[Written task]:
Transcribe each entry below exactly. Pictures do not go in the copy.

[Record extracts]:

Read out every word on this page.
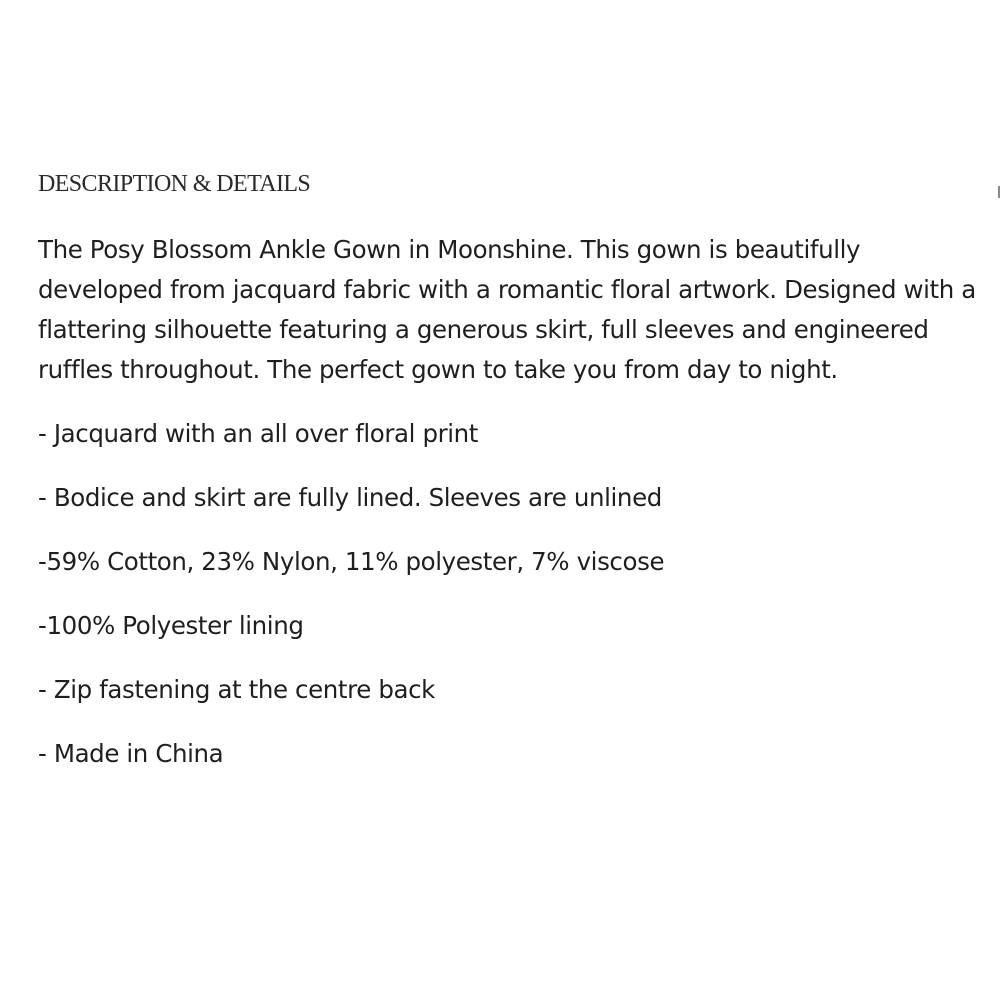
DESCRIPTION & DETAILS

The Posy Blossom Ankle Gown in Moonshine. This gown is beautifully developed from jacquard fabric with a romantic floral artwork. Designed with a flattering silhouette featuring a generous skirt, full sleeves and engineered ruffles throughout. The perfect gown to take you from day to night.

- Jacquard with an all over floral print
- Bodice and skirt are fully lined. Sleeves are unlined
-59% Cotton, 23% Nylon, 11% polyester, 7% viscose
-100% Polyester lining
- Zip fastening at the centre back
- Made in China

[Exercise result]:
Read out every word on this page.
DESCRIPTION & DETAILS

The Posy Blossom Ankle Gown in Moonshine. This gown is beautifully developed from jacquard fabric with a romantic floral artwork. Designed with a flattering silhouette featuring a generous skirt, full sleeves and engineered ruffles throughout. The perfect gown to take you from day to night.

- Jacquard with an all over floral print
- Bodice and skirt are fully lined. Sleeves are unlined
-59% Cotton, 23% Nylon, 11% polyester, 7% viscose
-100% Polyester lining
- Zip fastening at the centre back
- Made in China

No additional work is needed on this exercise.